■ **Aim of the exercise**
Reproduce all entries verbatim, with nothing added or dropped.

Stored entries:
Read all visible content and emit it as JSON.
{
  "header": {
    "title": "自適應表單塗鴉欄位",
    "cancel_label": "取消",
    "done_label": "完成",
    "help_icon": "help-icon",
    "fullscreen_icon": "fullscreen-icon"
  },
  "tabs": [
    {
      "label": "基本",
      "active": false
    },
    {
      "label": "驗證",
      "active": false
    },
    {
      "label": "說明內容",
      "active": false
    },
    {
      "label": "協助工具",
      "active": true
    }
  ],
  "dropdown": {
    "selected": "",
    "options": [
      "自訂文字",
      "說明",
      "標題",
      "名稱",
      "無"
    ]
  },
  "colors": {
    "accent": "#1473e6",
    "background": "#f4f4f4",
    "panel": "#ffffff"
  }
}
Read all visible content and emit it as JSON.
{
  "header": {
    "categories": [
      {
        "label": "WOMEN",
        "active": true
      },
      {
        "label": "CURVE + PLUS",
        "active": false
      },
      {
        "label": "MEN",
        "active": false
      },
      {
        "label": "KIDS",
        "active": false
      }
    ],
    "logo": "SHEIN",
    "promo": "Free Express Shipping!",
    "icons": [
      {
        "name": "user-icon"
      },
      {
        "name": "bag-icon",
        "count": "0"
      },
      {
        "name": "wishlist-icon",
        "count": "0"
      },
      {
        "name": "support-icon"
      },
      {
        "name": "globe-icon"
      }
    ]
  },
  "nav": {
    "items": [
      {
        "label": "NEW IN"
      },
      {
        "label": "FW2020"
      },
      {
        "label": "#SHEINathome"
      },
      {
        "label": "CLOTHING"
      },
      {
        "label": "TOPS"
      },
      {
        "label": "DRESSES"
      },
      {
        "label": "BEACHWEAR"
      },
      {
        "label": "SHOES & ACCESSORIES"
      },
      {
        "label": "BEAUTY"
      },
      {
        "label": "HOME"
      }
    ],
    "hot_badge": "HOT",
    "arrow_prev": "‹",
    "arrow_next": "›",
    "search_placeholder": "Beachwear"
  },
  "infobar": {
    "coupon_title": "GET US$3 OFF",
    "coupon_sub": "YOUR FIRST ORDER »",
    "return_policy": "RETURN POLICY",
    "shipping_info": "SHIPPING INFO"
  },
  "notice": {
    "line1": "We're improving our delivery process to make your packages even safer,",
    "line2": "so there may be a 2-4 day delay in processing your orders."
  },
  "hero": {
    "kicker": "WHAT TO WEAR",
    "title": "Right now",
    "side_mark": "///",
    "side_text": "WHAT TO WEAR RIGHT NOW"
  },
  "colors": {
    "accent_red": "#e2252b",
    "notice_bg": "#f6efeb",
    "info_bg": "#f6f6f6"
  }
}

■ **Output of the exercise**
Read all visible content and emit it as JSON.
{
  "header": {
    "title": "自適應表單塗鴉欄位",
    "cancel_label": "取消",
    "done_label": "完成",
    "help_icon": "help-icon",
    "fullscreen_icon": "fullscreen-icon"
  },
  "tabs": [
    {
      "label": "基本",
      "active": false
    },
    {
      "label": "驗證",
      "active": false
    },
    {
      "label": "說明內容",
      "active": false
    },
    {
      "label": "協助工具",
      "active": true
    }
  ],
  "dropdown": {
    "selected": "",
    "options": [
      "自訂文字",
      "說明",
      "標題",
      "名稱",
      "無"
    ]
  },
  "colors": {
    "accent": "#1473e6",
    "background": "#f4f4f4",
    "panel": "#ffffff"
  }
}
Read all visible content and emit it as JSON.
{
  "header": {
    "categories": [
      {
        "label": "WOMEN",
        "active": true
      },
      {
        "label": "CURVE + PLUS",
        "active": false
      },
      {
        "label": "MEN",
        "active": false
      },
      {
        "label": "KIDS",
        "active": false
      }
    ],
    "logo": "SHEIN",
    "promo": "Free Express Shipping!",
    "icons": [
      {
        "name": "user-icon"
      },
      {
        "name": "bag-icon",
        "count": "0"
      },
      {
        "name": "wishlist-icon",
        "count": "0"
      },
      {
        "name": "support-icon"
      },
      {
        "name": "globe-icon"
      }
    ]
  },
  "nav": {
    "items": [
      {
        "label": "NEW IN"
      },
      {
        "label": "FW2020"
      },
      {
        "label": "#SHEINathome"
      },
      {
        "label": "CLOTHING"
      },
      {
        "label": "TOPS"
      },
      {
        "label": "DRESSES"
      },
      {
        "label": "BEACHWEAR"
      },
      {
        "label": "SHOES & ACCESSORIES"
      },
      {
        "label": "BEAUTY"
      },
      {
        "label": "HOME"
      }
    ],
    "hot_badge": "HOT",
    "arrow_prev": "‹",
    "arrow_next": "›",
    "search_placeholder": "Beachwear"
  },
  "infobar": {
    "coupon_title": "GET US$3 OFF",
    "coupon_sub": "YOUR FIRST ORDER »",
    "return_policy": "RETURN POLICY",
    "shipping_info": "SHIPPING INFO"
  },
  "notice": {
    "line1": "We're improving our delivery process to make your packages even safer,",
    "line2": "so there may be a 2-4 day delay in processing your orders."
  },
  "hero": {
    "kicker": "WHAT TO WEAR",
    "title": "Right now",
    "side_mark": "///",
    "side_text": "WHAT TO WEAR RIGHT NOW"
  },
  "colors": {
    "accent_red": "#e2252b",
    "notice_bg": "#f6efeb",
    "info_bg": "#f6f6f6"
  }
}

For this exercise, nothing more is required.